Every entry below should be repeated exactly; the pictures should not.

----- Data supplied

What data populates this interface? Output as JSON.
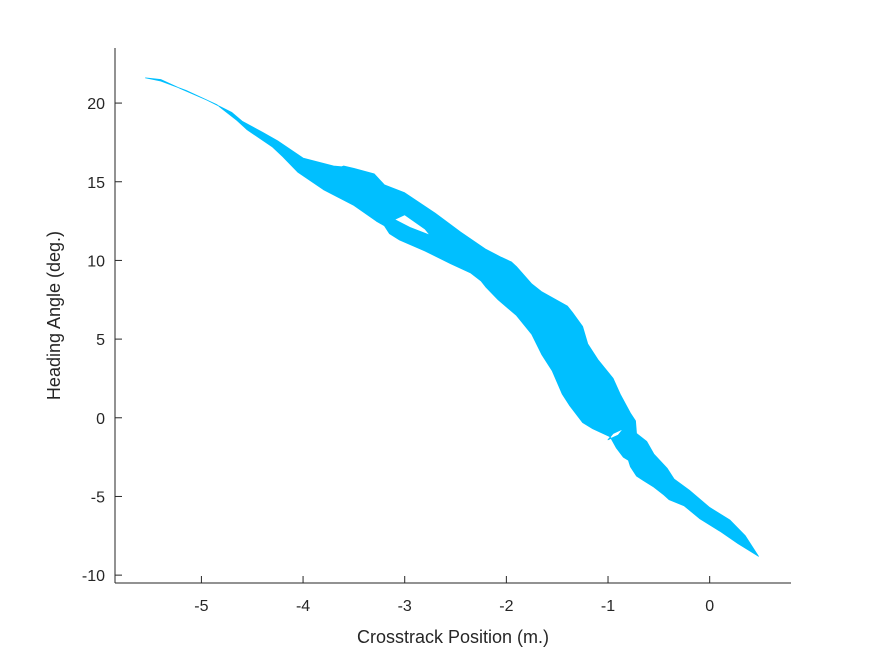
{
  "chart_data": {
    "type": "area",
    "title": "",
    "xlabel": "Crosstrack Position (m.)",
    "ylabel": "Heading Angle (deg.)",
    "xlim": [
      -5.85,
      0.8
    ],
    "ylim": [
      -10.5,
      23.5
    ],
    "xticks": [
      -5,
      -4,
      -3,
      -2,
      -1,
      0
    ],
    "yticks": [
      -10,
      -5,
      0,
      5,
      10,
      15,
      20
    ],
    "xtick_labels": [
      "-5",
      "-4",
      "-3",
      "-2",
      "-1",
      "0"
    ],
    "ytick_labels": [
      "-10",
      "-5",
      "0",
      "5",
      "10",
      "15",
      "20"
    ],
    "grid": false,
    "box": false,
    "fill_color": "#00BFFF",
    "series": [
      {
        "upper_boundary": [
          [
            -5.55,
            21.6
          ],
          [
            -5.4,
            21.5
          ],
          [
            -5.2,
            20.9
          ],
          [
            -4.95,
            20.2
          ],
          [
            -4.7,
            19.4
          ],
          [
            -4.6,
            18.85
          ],
          [
            -4.4,
            18.15
          ],
          [
            -4.25,
            17.6
          ],
          [
            -4.0,
            16.5
          ],
          [
            -3.7,
            16.0
          ],
          [
            -3.62,
            15.95
          ],
          [
            -3.6,
            16.0
          ],
          [
            -3.5,
            15.85
          ],
          [
            -3.3,
            15.5
          ],
          [
            -3.2,
            14.8
          ],
          [
            -3.0,
            14.3
          ],
          [
            -2.7,
            13.0
          ],
          [
            -2.45,
            11.8
          ],
          [
            -2.2,
            10.7
          ],
          [
            -2.05,
            10.2
          ],
          [
            -1.95,
            9.9
          ],
          [
            -1.9,
            9.6
          ],
          [
            -1.75,
            8.5
          ],
          [
            -1.65,
            8.0
          ],
          [
            -1.4,
            7.1
          ],
          [
            -1.35,
            6.7
          ],
          [
            -1.25,
            5.8
          ],
          [
            -1.2,
            4.7
          ],
          [
            -1.1,
            3.7
          ],
          [
            -0.95,
            2.5
          ],
          [
            -0.88,
            1.5
          ],
          [
            -0.78,
            0.3
          ],
          [
            -0.73,
            -0.2
          ],
          [
            -0.72,
            -1.0
          ],
          [
            -0.62,
            -1.5
          ],
          [
            -0.55,
            -2.3
          ],
          [
            -0.42,
            -3.2
          ],
          [
            -0.35,
            -3.9
          ],
          [
            -0.2,
            -4.6
          ],
          [
            0.0,
            -5.7
          ],
          [
            0.2,
            -6.5
          ],
          [
            0.35,
            -7.5
          ],
          [
            0.48,
            -8.8
          ]
        ],
        "lower_boundary": [
          [
            0.48,
            -8.8
          ],
          [
            0.28,
            -8.0
          ],
          [
            0.1,
            -7.2
          ],
          [
            -0.1,
            -6.4
          ],
          [
            -0.25,
            -5.6
          ],
          [
            -0.4,
            -5.2
          ],
          [
            -0.45,
            -4.9
          ],
          [
            -0.55,
            -4.4
          ],
          [
            -0.65,
            -4.0
          ],
          [
            -0.72,
            -3.7
          ],
          [
            -0.78,
            -3.1
          ],
          [
            -0.8,
            -2.7
          ],
          [
            -0.85,
            -2.5
          ],
          [
            -0.92,
            -1.9
          ],
          [
            -0.98,
            -1.2
          ],
          [
            -1.15,
            -0.7
          ],
          [
            -1.25,
            -0.3
          ],
          [
            -1.38,
            0.8
          ],
          [
            -1.45,
            1.5
          ],
          [
            -1.55,
            3.0
          ],
          [
            -1.65,
            4.0
          ],
          [
            -1.75,
            5.3
          ],
          [
            -1.9,
            6.5
          ],
          [
            -2.08,
            7.5
          ],
          [
            -2.2,
            8.3
          ],
          [
            -2.25,
            8.7
          ],
          [
            -2.35,
            9.2
          ],
          [
            -2.55,
            9.8
          ],
          [
            -2.8,
            10.6
          ],
          [
            -3.05,
            11.3
          ],
          [
            -3.15,
            11.7
          ],
          [
            -3.2,
            12.2
          ],
          [
            -3.28,
            12.5
          ],
          [
            -3.5,
            13.5
          ],
          [
            -3.8,
            14.5
          ],
          [
            -4.05,
            15.6
          ],
          [
            -4.2,
            16.6
          ],
          [
            -4.3,
            17.2
          ],
          [
            -4.55,
            18.3
          ],
          [
            -4.65,
            18.9
          ],
          [
            -4.85,
            19.9
          ],
          [
            -5.15,
            20.8
          ],
          [
            -5.4,
            21.4
          ],
          [
            -5.55,
            21.6
          ]
        ],
        "holes": [
          [
            [
              -2.75,
              11.6
            ],
            [
              -2.95,
              12.1
            ],
            [
              -3.1,
              12.6
            ],
            [
              -3.0,
              12.9
            ],
            [
              -2.8,
              12.0
            ]
          ],
          [
            [
              -0.85,
              -0.7
            ],
            [
              -0.95,
              -1.0
            ],
            [
              -1.0,
              -1.4
            ],
            [
              -0.9,
              -1.1
            ]
          ]
        ]
      }
    ]
  }
}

----------

-- Final result --
What data populates this interface? Output as JSON.
{
  "chart_data": {
    "type": "area",
    "title": "",
    "xlabel": "Crosstrack Position (m.)",
    "ylabel": "Heading Angle (deg.)",
    "xlim": [
      -5.85,
      0.8
    ],
    "ylim": [
      -10.5,
      23.5
    ],
    "xticks": [
      -5,
      -4,
      -3,
      -2,
      -1,
      0
    ],
    "yticks": [
      -10,
      -5,
      0,
      5,
      10,
      15,
      20
    ],
    "xtick_labels": [
      "-5",
      "-4",
      "-3",
      "-2",
      "-1",
      "0"
    ],
    "ytick_labels": [
      "-10",
      "-5",
      "0",
      "5",
      "10",
      "15",
      "20"
    ],
    "grid": false,
    "box": false,
    "fill_color": "#00BFFF",
    "series": [
      {
        "upper_boundary": [
          [
            -5.55,
            21.6
          ],
          [
            -5.4,
            21.5
          ],
          [
            -5.2,
            20.9
          ],
          [
            -4.95,
            20.2
          ],
          [
            -4.7,
            19.4
          ],
          [
            -4.6,
            18.85
          ],
          [
            -4.4,
            18.15
          ],
          [
            -4.25,
            17.6
          ],
          [
            -4.0,
            16.5
          ],
          [
            -3.7,
            16.0
          ],
          [
            -3.62,
            15.95
          ],
          [
            -3.6,
            16.0
          ],
          [
            -3.5,
            15.85
          ],
          [
            -3.3,
            15.5
          ],
          [
            -3.2,
            14.8
          ],
          [
            -3.0,
            14.3
          ],
          [
            -2.7,
            13.0
          ],
          [
            -2.45,
            11.8
          ],
          [
            -2.2,
            10.7
          ],
          [
            -2.05,
            10.2
          ],
          [
            -1.95,
            9.9
          ],
          [
            -1.9,
            9.6
          ],
          [
            -1.75,
            8.5
          ],
          [
            -1.65,
            8.0
          ],
          [
            -1.4,
            7.1
          ],
          [
            -1.35,
            6.7
          ],
          [
            -1.25,
            5.8
          ],
          [
            -1.2,
            4.7
          ],
          [
            -1.1,
            3.7
          ],
          [
            -0.95,
            2.5
          ],
          [
            -0.88,
            1.5
          ],
          [
            -0.78,
            0.3
          ],
          [
            -0.73,
            -0.2
          ],
          [
            -0.72,
            -1.0
          ],
          [
            -0.62,
            -1.5
          ],
          [
            -0.55,
            -2.3
          ],
          [
            -0.42,
            -3.2
          ],
          [
            -0.35,
            -3.9
          ],
          [
            -0.2,
            -4.6
          ],
          [
            0.0,
            -5.7
          ],
          [
            0.2,
            -6.5
          ],
          [
            0.35,
            -7.5
          ],
          [
            0.48,
            -8.8
          ]
        ],
        "lower_boundary": [
          [
            0.48,
            -8.8
          ],
          [
            0.28,
            -8.0
          ],
          [
            0.1,
            -7.2
          ],
          [
            -0.1,
            -6.4
          ],
          [
            -0.25,
            -5.6
          ],
          [
            -0.4,
            -5.2
          ],
          [
            -0.45,
            -4.9
          ],
          [
            -0.55,
            -4.4
          ],
          [
            -0.65,
            -4.0
          ],
          [
            -0.72,
            -3.7
          ],
          [
            -0.78,
            -3.1
          ],
          [
            -0.8,
            -2.7
          ],
          [
            -0.85,
            -2.5
          ],
          [
            -0.92,
            -1.9
          ],
          [
            -0.98,
            -1.2
          ],
          [
            -1.15,
            -0.7
          ],
          [
            -1.25,
            -0.3
          ],
          [
            -1.38,
            0.8
          ],
          [
            -1.45,
            1.5
          ],
          [
            -1.55,
            3.0
          ],
          [
            -1.65,
            4.0
          ],
          [
            -1.75,
            5.3
          ],
          [
            -1.9,
            6.5
          ],
          [
            -2.08,
            7.5
          ],
          [
            -2.2,
            8.3
          ],
          [
            -2.25,
            8.7
          ],
          [
            -2.35,
            9.2
          ],
          [
            -2.55,
            9.8
          ],
          [
            -2.8,
            10.6
          ],
          [
            -3.05,
            11.3
          ],
          [
            -3.15,
            11.7
          ],
          [
            -3.2,
            12.2
          ],
          [
            -3.28,
            12.5
          ],
          [
            -3.5,
            13.5
          ],
          [
            -3.8,
            14.5
          ],
          [
            -4.05,
            15.6
          ],
          [
            -4.2,
            16.6
          ],
          [
            -4.3,
            17.2
          ],
          [
            -4.55,
            18.3
          ],
          [
            -4.65,
            18.9
          ],
          [
            -4.85,
            19.9
          ],
          [
            -5.15,
            20.8
          ],
          [
            -5.4,
            21.4
          ],
          [
            -5.55,
            21.6
          ]
        ],
        "holes": [
          [
            [
              -2.75,
              11.6
            ],
            [
              -2.95,
              12.1
            ],
            [
              -3.1,
              12.6
            ],
            [
              -3.0,
              12.9
            ],
            [
              -2.8,
              12.0
            ]
          ],
          [
            [
              -0.85,
              -0.7
            ],
            [
              -0.95,
              -1.0
            ],
            [
              -1.0,
              -1.4
            ],
            [
              -0.9,
              -1.1
            ]
          ]
        ]
      }
    ]
  }
}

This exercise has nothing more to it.